To do:
Set every record down again, exactly and completely.

Data entries:
--- --- ---
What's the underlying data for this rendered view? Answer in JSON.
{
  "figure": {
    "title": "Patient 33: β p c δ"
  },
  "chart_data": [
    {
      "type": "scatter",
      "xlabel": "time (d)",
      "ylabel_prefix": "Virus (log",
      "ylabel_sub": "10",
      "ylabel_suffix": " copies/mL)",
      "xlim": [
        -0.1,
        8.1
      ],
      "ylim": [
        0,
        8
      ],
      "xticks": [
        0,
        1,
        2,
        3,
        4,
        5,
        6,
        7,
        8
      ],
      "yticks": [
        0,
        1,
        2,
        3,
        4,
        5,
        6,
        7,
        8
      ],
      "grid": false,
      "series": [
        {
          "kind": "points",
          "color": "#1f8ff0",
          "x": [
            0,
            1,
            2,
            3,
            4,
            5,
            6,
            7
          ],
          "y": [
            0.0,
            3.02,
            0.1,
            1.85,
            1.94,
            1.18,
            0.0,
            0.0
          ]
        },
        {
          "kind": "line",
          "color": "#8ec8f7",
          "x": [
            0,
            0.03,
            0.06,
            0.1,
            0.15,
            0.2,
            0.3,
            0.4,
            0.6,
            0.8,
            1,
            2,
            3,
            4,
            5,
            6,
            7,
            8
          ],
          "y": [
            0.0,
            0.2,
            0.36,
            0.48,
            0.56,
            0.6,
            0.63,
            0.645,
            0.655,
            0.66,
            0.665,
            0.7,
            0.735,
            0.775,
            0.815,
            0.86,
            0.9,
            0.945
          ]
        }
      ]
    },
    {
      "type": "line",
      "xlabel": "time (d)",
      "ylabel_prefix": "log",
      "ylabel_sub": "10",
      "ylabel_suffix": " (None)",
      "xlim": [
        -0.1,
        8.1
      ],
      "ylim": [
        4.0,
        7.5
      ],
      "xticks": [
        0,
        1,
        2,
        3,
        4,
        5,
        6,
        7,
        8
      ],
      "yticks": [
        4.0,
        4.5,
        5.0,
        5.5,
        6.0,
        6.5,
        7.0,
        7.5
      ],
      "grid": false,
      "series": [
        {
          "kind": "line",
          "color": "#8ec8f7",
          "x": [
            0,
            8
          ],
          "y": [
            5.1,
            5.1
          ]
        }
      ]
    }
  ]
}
--- --- ---
Solution to the problem:
What's the underlying data for this rendered view? Answer in JSON.
{
  "figure": {
    "title": "Patient 33: β p c δ"
  },
  "chart_data": [
    {
      "type": "scatter",
      "xlabel": "time (d)",
      "ylabel_prefix": "Virus (log",
      "ylabel_sub": "10",
      "ylabel_suffix": " copies/mL)",
      "xlim": [
        -0.1,
        8.1
      ],
      "ylim": [
        0,
        8
      ],
      "xticks": [
        0,
        1,
        2,
        3,
        4,
        5,
        6,
        7,
        8
      ],
      "yticks": [
        0,
        1,
        2,
        3,
        4,
        5,
        6,
        7,
        8
      ],
      "grid": false,
      "series": [
        {
          "kind": "points",
          "color": "#1f8ff0",
          "x": [
            0,
            1,
            2,
            3,
            4,
            5,
            6,
            7
          ],
          "y": [
            0.0,
            3.02,
            0.1,
            1.85,
            1.94,
            1.18,
            0.0,
            0.0
          ]
        },
        {
          "kind": "line",
          "color": "#8ec8f7",
          "x": [
            0,
            0.03,
            0.06,
            0.1,
            0.15,
            0.2,
            0.3,
            0.4,
            0.6,
            0.8,
            1,
            2,
            3,
            4,
            5,
            6,
            7,
            8
          ],
          "y": [
            0.0,
            0.2,
            0.36,
            0.48,
            0.56,
            0.6,
            0.63,
            0.645,
            0.655,
            0.66,
            0.665,
            0.7,
            0.735,
            0.775,
            0.815,
            0.86,
            0.9,
            0.945
          ]
        }
      ]
    },
    {
      "type": "line",
      "xlabel": "time (d)",
      "ylabel_prefix": "log",
      "ylabel_sub": "10",
      "ylabel_suffix": " (None)",
      "xlim": [
        -0.1,
        8.1
      ],
      "ylim": [
        4.0,
        7.5
      ],
      "xticks": [
        0,
        1,
        2,
        3,
        4,
        5,
        6,
        7,
        8
      ],
      "yticks": [
        4.0,
        4.5,
        5.0,
        5.5,
        6.0,
        6.5,
        7.0,
        7.5
      ],
      "grid": false,
      "series": [
        {
          "kind": "line",
          "color": "#8ec8f7",
          "x": [
            0,
            8
          ],
          "y": [
            5.1,
            5.1
          ]
        }
      ]
    }
  ]
}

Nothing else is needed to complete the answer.